*Supplied information*.
****************

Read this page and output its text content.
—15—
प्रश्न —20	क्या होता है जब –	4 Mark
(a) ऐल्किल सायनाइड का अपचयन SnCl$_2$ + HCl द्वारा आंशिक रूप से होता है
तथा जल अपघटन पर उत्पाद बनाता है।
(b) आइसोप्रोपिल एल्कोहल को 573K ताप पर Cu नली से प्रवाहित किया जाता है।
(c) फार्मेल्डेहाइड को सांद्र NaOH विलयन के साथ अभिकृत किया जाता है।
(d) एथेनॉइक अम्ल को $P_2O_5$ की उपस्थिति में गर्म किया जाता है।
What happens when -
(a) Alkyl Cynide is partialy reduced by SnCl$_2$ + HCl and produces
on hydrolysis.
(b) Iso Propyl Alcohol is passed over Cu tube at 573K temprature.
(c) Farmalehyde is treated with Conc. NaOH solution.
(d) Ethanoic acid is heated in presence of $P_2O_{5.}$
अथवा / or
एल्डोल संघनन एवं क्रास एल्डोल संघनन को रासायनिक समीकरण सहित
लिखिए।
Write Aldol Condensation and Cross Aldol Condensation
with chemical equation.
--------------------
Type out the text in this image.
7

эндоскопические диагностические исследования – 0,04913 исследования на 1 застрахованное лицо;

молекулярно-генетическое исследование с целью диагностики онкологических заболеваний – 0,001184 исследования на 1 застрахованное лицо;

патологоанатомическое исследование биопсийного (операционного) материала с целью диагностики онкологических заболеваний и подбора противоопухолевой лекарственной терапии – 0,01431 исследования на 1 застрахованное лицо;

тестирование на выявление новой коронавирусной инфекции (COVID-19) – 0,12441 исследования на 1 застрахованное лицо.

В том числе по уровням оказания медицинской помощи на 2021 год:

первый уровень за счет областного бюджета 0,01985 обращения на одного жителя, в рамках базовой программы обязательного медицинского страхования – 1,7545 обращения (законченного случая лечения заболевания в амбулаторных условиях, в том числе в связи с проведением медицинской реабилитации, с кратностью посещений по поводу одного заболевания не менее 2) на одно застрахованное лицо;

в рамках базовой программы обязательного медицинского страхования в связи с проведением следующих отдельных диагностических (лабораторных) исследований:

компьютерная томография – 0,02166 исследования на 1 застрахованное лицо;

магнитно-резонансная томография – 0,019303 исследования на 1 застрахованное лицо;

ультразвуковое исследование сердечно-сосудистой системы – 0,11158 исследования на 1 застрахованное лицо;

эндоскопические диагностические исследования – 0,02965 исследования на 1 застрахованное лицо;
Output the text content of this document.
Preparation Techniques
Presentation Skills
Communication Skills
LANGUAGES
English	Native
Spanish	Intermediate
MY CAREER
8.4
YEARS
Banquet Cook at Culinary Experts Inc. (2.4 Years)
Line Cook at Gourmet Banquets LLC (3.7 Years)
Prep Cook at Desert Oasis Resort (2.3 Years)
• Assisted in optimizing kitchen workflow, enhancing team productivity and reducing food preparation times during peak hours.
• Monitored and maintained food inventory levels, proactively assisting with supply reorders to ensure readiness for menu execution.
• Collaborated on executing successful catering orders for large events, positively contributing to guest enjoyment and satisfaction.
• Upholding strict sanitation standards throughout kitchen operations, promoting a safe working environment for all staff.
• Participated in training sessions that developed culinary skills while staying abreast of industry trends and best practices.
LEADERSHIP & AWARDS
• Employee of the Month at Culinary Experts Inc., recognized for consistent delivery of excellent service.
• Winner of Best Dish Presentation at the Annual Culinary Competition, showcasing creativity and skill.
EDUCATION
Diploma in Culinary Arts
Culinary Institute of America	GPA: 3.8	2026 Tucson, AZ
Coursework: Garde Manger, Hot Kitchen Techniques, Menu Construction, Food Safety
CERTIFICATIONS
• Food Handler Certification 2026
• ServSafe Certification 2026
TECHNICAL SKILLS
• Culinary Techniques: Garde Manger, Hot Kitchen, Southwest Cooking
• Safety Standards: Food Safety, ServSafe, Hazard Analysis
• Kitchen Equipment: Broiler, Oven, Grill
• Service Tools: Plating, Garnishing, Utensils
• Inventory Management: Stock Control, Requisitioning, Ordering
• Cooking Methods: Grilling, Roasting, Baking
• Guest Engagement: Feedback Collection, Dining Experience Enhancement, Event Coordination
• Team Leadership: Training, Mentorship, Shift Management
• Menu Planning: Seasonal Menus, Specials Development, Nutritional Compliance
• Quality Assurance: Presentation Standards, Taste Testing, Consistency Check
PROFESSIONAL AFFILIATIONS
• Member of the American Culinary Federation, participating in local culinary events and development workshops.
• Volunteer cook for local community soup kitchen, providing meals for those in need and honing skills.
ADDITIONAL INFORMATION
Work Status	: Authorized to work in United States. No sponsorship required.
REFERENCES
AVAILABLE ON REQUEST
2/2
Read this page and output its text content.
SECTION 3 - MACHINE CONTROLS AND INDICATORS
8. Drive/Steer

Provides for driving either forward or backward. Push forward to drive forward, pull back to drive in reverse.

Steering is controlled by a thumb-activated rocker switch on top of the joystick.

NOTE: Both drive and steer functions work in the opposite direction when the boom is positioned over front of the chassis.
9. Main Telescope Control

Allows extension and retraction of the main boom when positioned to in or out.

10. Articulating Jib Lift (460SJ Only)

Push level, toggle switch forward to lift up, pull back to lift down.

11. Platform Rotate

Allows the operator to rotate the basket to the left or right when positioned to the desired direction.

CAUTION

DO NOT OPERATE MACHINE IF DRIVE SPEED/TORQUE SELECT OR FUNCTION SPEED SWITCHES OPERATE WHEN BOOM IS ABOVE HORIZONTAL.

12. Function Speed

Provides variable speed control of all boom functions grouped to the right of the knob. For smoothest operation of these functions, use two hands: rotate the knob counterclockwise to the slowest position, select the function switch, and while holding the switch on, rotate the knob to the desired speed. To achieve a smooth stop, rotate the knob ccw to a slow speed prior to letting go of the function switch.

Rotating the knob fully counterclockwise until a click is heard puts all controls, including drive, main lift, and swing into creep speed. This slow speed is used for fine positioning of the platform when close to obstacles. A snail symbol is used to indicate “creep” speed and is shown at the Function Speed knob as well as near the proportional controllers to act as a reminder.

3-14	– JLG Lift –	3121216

****************

*What is expected*.
Write every record out again, unaltered.

*Written solution*.
Read this page and output its text content.
—15—
प्रश्न —20	क्या होता है जब –	4 Mark
(a) ऐल्किल सायनाइड का अपचयन SnCl$_2$ + HCl द्वारा आंशिक रूप से होता है
तथा जल अपघटन पर उत्पाद बनाता है।
(b) आइसोप्रोपिल एल्कोहल को 573K ताप पर Cu नली से प्रवाहित किया जाता है।
(c) फार्मेल्डेहाइड को सांद्र NaOH विलयन के साथ अभिकृत किया जाता है।
(d) एथेनॉइक अम्ल को $P_2O_5$ की उपस्थिति में गर्म किया जाता है।
What happens when -
(a) Alkyl Cynide is partialy reduced by SnCl$_2$ + HCl and produces
on hydrolysis.
(b) Iso Propyl Alcohol is passed over Cu tube at 573K temprature.
(c) Farmalehyde is treated with Conc. NaOH solution.
(d) Ethanoic acid is heated in presence of $P_2O_{5.}$
अथवा / or
एल्डोल संघनन एवं क्रास एल्डोल संघनन को रासायनिक समीकरण सहित
लिखिए।
Write Aldol Condensation and Cross Aldol Condensation
with chemical equation.
--------------------
Type out the text in this image.
7

эндоскопические диагностические исследования – 0,04913 исследования на 1 застрахованное лицо;

молекулярно-генетическое исследование с целью диагностики онкологических заболеваний – 0,001184 исследования на 1 застрахованное лицо;

патологоанатомическое исследование биопсийного (операционного) материала с целью диагностики онкологических заболеваний и подбора противоопухолевой лекарственной терапии – 0,01431 исследования на 1 застрахованное лицо;

тестирование на выявление новой коронавирусной инфекции (COVID-19) – 0,12441 исследования на 1 застрахованное лицо.

В том числе по уровням оказания медицинской помощи на 2021 год:

первый уровень за счет областного бюджета 0,01985 обращения на одного жителя, в рамках базовой программы обязательного медицинского страхования – 1,7545 обращения (законченного случая лечения заболевания в амбулаторных условиях, в том числе в связи с проведением медицинской реабилитации, с кратностью посещений по поводу одного заболевания не менее 2) на одно застрахованное лицо;

в рамках базовой программы обязательного медицинского страхования в связи с проведением следующих отдельных диагностических (лабораторных) исследований:

компьютерная томография – 0,02166 исследования на 1 застрахованное лицо;

магнитно-резонансная томография – 0,019303 исследования на 1 застрахованное лицо;

ультразвуковое исследование сердечно-сосудистой системы – 0,11158 исследования на 1 застрахованное лицо;

эндоскопические диагностические исследования – 0,02965 исследования на 1 застрахованное лицо;
Output the text content of this document.
Preparation Techniques
Presentation Skills
Communication Skills
LANGUAGES
English	Native
Spanish	Intermediate
MY CAREER
8.4
YEARS
Banquet Cook at Culinary Experts Inc. (2.4 Years)
Line Cook at Gourmet Banquets LLC (3.7 Years)
Prep Cook at Desert Oasis Resort (2.3 Years)
• Assisted in optimizing kitchen workflow, enhancing team productivity and reducing food preparation times during peak hours.
• Monitored and maintained food inventory levels, proactively assisting with supply reorders to ensure readiness for menu execution.
• Collaborated on executing successful catering orders for large events, positively contributing to guest enjoyment and satisfaction.
• Upholding strict sanitation standards throughout kitchen operations, promoting a safe working environment for all staff.
• Participated in training sessions that developed culinary skills while staying abreast of industry trends and best practices.
LEADERSHIP & AWARDS
• Employee of the Month at Culinary Experts Inc., recognized for consistent delivery of excellent service.
• Winner of Best Dish Presentation at the Annual Culinary Competition, showcasing creativity and skill.
EDUCATION
Diploma in Culinary Arts
Culinary Institute of America	GPA: 3.8	2026 Tucson, AZ
Coursework: Garde Manger, Hot Kitchen Techniques, Menu Construction, Food Safety
CERTIFICATIONS
• Food Handler Certification 2026
• ServSafe Certification 2026
TECHNICAL SKILLS
• Culinary Techniques: Garde Manger, Hot Kitchen, Southwest Cooking
• Safety Standards: Food Safety, ServSafe, Hazard Analysis
• Kitchen Equipment: Broiler, Oven, Grill
• Service Tools: Plating, Garnishing, Utensils
• Inventory Management: Stock Control, Requisitioning, Ordering
• Cooking Methods: Grilling, Roasting, Baking
• Guest Engagement: Feedback Collection, Dining Experience Enhancement, Event Coordination
• Team Leadership: Training, Mentorship, Shift Management
• Menu Planning: Seasonal Menus, Specials Development, Nutritional Compliance
• Quality Assurance: Presentation Standards, Taste Testing, Consistency Check
PROFESSIONAL AFFILIATIONS
• Member of the American Culinary Federation, participating in local culinary events and development workshops.
• Volunteer cook for local community soup kitchen, providing meals for those in need and honing skills.
ADDITIONAL INFORMATION
Work Status	: Authorized to work in United States. No sponsorship required.
REFERENCES
AVAILABLE ON REQUEST
2/2
Read this page and output its text content.
SECTION 3 - MACHINE CONTROLS AND INDICATORS
8. Drive/Steer

Provides for driving either forward or backward. Push forward to drive forward, pull back to drive in reverse.

Steering is controlled by a thumb-activated rocker switch on top of the joystick.

NOTE: Both drive and steer functions work in the opposite direction when the boom is positioned over front of the chassis.
9. Main Telescope Control

Allows extension and retraction of the main boom when positioned to in or out.

10. Articulating Jib Lift (460SJ Only)

Push level, toggle switch forward to lift up, pull back to lift down.

11. Platform Rotate

Allows the operator to rotate the basket to the left or right when positioned to the desired direction.

CAUTION

DO NOT OPERATE MACHINE IF DRIVE SPEED/TORQUE SELECT OR FUNCTION SPEED SWITCHES OPERATE WHEN BOOM IS ABOVE HORIZONTAL.

12. Function Speed

Provides variable speed control of all boom functions grouped to the right of the knob. For smoothest operation of these functions, use two hands: rotate the knob counterclockwise to the slowest position, select the function switch, and while holding the switch on, rotate the knob to the desired speed. To achieve a smooth stop, rotate the knob ccw to a slow speed prior to letting go of the function switch.

Rotating the knob fully counterclockwise until a click is heard puts all controls, including drive, main lift, and swing into creep speed. This slow speed is used for fine positioning of the platform when close to obstacles. A snail symbol is used to indicate “creep” speed and is shown at the Function Speed knob as well as near the proportional controllers to act as a reminder.

3-14	– JLG Lift –	3121216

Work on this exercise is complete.